--- BEGIN EXTRACTED RECORDS ---

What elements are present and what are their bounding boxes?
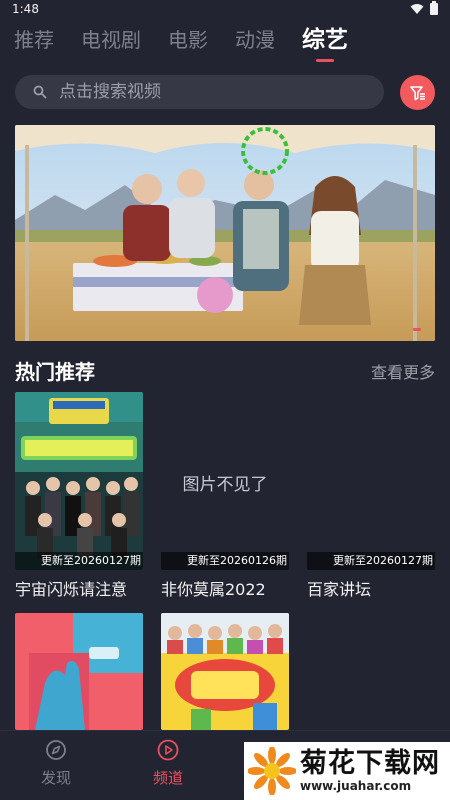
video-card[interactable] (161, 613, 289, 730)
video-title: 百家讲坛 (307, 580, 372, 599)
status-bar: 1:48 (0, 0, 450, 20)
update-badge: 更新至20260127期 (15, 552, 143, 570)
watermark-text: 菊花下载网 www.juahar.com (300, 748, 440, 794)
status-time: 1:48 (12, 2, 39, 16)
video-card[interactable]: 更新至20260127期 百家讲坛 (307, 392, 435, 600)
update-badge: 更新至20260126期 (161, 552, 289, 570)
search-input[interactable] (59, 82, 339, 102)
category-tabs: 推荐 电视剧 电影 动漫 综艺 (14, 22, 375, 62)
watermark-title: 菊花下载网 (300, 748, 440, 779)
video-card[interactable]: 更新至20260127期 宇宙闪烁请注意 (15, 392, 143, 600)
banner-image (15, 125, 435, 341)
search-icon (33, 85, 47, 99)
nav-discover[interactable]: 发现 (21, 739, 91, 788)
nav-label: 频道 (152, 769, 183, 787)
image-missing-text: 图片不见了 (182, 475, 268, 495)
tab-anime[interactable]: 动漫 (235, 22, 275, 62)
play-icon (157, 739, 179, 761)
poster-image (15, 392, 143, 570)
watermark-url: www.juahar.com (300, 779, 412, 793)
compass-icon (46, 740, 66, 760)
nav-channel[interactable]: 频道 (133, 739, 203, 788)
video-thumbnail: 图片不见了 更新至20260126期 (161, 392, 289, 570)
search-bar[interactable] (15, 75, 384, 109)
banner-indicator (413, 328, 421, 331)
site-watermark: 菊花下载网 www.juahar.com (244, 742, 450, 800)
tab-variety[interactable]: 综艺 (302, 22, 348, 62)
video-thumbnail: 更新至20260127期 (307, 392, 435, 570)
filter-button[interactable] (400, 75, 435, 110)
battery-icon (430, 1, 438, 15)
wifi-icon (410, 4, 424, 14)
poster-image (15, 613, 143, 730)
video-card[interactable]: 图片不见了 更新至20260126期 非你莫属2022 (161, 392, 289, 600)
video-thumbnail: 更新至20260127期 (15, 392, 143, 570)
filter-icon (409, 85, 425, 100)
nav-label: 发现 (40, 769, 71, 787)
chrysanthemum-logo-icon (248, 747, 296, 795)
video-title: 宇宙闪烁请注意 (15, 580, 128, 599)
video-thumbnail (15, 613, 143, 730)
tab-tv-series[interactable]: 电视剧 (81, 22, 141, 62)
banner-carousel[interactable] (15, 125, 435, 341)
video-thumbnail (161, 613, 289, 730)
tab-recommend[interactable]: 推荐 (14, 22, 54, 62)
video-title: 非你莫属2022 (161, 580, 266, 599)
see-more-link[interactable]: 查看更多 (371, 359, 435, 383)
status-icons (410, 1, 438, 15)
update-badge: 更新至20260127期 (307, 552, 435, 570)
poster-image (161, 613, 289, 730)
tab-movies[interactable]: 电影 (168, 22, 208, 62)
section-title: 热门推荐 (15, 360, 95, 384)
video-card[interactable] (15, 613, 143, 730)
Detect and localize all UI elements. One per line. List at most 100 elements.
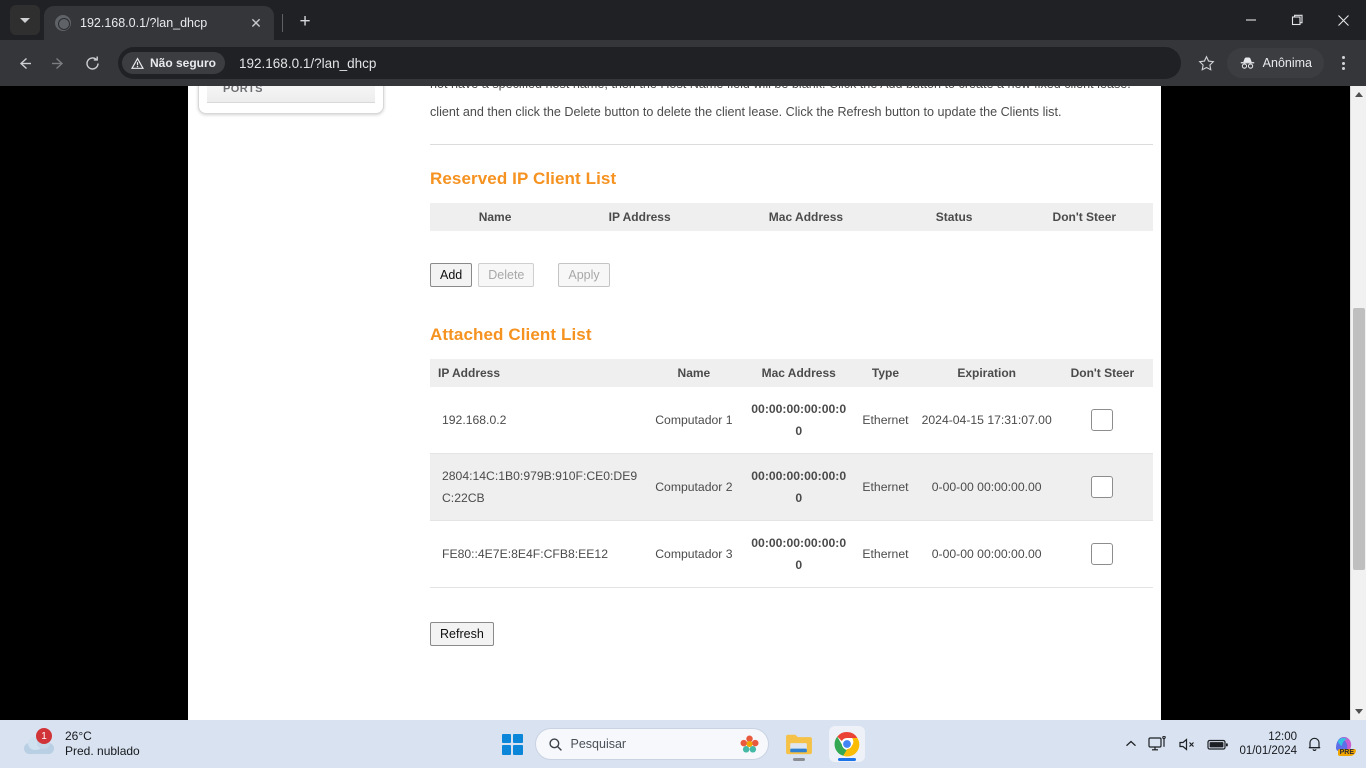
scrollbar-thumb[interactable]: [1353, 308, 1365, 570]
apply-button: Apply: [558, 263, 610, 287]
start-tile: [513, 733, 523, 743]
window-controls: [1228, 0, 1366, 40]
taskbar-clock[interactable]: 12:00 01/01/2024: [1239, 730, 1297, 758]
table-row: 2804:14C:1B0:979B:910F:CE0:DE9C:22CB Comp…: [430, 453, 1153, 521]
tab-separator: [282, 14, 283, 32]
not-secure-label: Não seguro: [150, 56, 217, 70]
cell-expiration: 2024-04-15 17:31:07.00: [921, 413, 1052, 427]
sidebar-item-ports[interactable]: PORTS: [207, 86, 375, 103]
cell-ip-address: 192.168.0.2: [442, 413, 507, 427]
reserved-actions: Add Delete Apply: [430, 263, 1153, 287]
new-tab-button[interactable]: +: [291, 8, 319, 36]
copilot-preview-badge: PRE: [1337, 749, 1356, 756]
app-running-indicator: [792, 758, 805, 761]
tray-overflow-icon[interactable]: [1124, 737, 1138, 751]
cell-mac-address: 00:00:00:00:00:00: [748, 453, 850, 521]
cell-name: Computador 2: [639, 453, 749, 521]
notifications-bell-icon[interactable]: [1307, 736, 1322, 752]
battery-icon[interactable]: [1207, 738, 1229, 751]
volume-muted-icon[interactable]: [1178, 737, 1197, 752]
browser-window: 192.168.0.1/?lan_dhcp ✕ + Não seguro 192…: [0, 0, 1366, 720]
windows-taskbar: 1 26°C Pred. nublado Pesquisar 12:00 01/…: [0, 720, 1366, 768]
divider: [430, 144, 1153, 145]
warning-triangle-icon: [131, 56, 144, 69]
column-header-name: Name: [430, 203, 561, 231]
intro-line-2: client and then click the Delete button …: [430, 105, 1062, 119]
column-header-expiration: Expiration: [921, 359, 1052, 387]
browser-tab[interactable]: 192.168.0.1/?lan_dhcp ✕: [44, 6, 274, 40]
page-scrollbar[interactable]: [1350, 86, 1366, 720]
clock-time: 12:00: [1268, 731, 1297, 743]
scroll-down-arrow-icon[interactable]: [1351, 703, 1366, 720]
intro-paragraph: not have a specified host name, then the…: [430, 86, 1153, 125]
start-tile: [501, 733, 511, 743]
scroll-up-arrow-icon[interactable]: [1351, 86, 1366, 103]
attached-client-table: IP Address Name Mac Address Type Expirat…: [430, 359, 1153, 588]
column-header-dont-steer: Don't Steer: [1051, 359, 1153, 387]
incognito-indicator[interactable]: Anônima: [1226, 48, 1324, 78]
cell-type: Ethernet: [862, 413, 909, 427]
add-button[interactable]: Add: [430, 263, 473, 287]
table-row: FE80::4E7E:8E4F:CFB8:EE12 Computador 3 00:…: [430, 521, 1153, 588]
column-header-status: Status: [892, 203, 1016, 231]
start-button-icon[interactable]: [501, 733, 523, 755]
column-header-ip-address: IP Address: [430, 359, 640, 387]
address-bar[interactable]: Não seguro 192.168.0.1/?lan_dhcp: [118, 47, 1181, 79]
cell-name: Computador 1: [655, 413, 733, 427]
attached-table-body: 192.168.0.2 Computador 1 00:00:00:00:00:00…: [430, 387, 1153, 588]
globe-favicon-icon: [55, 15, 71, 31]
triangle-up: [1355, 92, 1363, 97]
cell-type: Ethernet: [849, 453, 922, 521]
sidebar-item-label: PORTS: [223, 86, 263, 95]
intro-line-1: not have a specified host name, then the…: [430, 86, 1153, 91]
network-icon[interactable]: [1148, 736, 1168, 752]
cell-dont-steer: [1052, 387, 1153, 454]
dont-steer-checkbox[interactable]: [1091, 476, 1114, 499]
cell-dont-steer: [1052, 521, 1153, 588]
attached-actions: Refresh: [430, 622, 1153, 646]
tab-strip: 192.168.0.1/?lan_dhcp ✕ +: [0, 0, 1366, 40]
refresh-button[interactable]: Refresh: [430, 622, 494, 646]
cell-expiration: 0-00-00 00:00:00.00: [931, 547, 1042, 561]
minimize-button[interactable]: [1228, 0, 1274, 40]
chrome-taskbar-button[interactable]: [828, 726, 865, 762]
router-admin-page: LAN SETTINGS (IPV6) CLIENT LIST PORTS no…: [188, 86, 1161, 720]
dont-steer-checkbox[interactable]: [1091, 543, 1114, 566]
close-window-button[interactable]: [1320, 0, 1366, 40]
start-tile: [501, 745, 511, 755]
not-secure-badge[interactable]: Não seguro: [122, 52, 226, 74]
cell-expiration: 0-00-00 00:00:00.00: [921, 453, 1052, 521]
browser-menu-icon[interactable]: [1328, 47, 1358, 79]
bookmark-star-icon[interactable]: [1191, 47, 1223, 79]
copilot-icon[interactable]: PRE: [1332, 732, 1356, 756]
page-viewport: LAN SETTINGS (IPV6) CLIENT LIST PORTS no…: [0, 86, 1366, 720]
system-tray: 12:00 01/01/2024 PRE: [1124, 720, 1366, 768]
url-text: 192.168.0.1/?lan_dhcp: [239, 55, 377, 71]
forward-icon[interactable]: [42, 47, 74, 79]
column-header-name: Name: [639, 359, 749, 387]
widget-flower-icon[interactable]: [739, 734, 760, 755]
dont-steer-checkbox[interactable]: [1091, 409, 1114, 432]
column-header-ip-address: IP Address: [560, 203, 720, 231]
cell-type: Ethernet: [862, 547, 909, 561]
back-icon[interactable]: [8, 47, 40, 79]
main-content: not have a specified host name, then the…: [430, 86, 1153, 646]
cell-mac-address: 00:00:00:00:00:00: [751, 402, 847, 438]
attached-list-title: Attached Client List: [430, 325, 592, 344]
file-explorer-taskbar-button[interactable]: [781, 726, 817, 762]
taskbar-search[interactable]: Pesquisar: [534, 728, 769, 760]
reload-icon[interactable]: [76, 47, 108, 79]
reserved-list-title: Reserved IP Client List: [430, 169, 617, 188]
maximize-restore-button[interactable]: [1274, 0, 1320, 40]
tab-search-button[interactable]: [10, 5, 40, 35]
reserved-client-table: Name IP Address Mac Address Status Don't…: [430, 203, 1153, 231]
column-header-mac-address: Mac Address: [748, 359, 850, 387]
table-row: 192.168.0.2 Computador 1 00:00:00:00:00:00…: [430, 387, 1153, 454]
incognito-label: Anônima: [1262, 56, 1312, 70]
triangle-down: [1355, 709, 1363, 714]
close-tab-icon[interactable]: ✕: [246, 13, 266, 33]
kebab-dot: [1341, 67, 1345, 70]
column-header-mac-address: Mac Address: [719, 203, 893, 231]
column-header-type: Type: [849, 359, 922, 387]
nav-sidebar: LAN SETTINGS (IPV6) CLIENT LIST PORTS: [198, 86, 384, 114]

--- END EXTRACTED RECORDS ---

Edit the data from the line containing "video-card[interactable] (161, 613, 289, 730)" up to and including the line containing "status-time: 1:48 (12, 2, 39, 16)" by replacing "update-badge" with "episode-badge", leaving everything else unchanged. Return only those lines.

## WORKED ANSWER
video-card[interactable] (161, 613, 289, 730)
video-title: 百家讲坛 (307, 580, 372, 599)
status-bar: 1:48 (0, 0, 450, 20)
episode-badge: 更新至20260127期 (15, 552, 143, 570)
watermark-text: 菊花下载网 www.juahar.com (300, 748, 440, 794)
status-time: 1:48 (12, 2, 39, 16)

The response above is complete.